Dataset entries:
#####
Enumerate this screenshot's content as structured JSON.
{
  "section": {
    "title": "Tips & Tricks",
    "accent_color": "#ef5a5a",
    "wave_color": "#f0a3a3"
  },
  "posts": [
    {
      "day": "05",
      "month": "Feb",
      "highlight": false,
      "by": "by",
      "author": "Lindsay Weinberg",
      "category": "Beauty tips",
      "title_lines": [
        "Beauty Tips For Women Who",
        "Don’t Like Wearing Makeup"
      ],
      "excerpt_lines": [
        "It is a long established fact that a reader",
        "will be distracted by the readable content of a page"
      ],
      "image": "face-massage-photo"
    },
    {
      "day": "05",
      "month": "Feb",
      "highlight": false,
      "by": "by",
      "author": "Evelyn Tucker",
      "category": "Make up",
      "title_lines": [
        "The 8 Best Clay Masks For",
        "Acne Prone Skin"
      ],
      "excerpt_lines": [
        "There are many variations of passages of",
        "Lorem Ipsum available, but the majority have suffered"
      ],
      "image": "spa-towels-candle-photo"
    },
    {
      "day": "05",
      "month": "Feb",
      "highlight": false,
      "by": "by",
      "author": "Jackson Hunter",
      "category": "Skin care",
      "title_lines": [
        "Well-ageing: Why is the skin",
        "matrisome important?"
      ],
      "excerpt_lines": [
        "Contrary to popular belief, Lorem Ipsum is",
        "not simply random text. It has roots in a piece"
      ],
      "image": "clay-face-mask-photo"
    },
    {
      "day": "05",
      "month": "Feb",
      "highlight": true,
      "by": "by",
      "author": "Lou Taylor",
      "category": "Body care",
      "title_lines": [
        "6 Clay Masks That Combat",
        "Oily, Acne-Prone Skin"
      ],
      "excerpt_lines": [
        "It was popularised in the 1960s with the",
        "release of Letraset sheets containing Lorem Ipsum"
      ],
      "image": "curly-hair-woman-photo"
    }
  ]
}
#####
> **Given request**
Reproduce each record exactly as it appears.

> **Response below**
Enumerate this screenshot's content as structured JSON.
{
  "section": {
    "title": "Tips & Tricks",
    "accent_color": "#ef5a5a",
    "wave_color": "#f0a3a3"
  },
  "posts": [
    {
      "day": "05",
      "month": "Feb",
      "highlight": false,
      "by": "by",
      "author": "Lindsay Weinberg",
      "category": "Beauty tips",
      "title_lines": [
        "Beauty Tips For Women Who",
        "Don’t Like Wearing Makeup"
      ],
      "excerpt_lines": [
        "It is a long established fact that a reader",
        "will be distracted by the readable content of a page"
      ],
      "image": "face-massage-photo"
    },
    {
      "day": "05",
      "month": "Feb",
      "highlight": false,
      "by": "by",
      "author": "Evelyn Tucker",
      "category": "Make up",
      "title_lines": [
        "The 8 Best Clay Masks For",
        "Acne Prone Skin"
      ],
      "excerpt_lines": [
        "There are many variations of passages of",
        "Lorem Ipsum available, but the majority have suffered"
      ],
      "image": "spa-towels-candle-photo"
    },
    {
      "day": "05",
      "month": "Feb",
      "highlight": false,
      "by": "by",
      "author": "Jackson Hunter",
      "category": "Skin care",
      "title_lines": [
        "Well-ageing: Why is the skin",
        "matrisome important?"
      ],
      "excerpt_lines": [
        "Contrary to popular belief, Lorem Ipsum is",
        "not simply random text. It has roots in a piece"
      ],
      "image": "clay-face-mask-photo"
    },
    {
      "day": "05",
      "month": "Feb",
      "highlight": true,
      "by": "by",
      "author": "Lou Taylor",
      "category": "Body care",
      "title_lines": [
        "6 Clay Masks That Combat",
        "Oily, Acne-Prone Skin"
      ],
      "excerpt_lines": [
        "It was popularised in the 1960s with the",
        "release of Letraset sheets containing Lorem Ipsum"
      ],
      "image": "curly-hair-woman-photo"
    }
  ]
}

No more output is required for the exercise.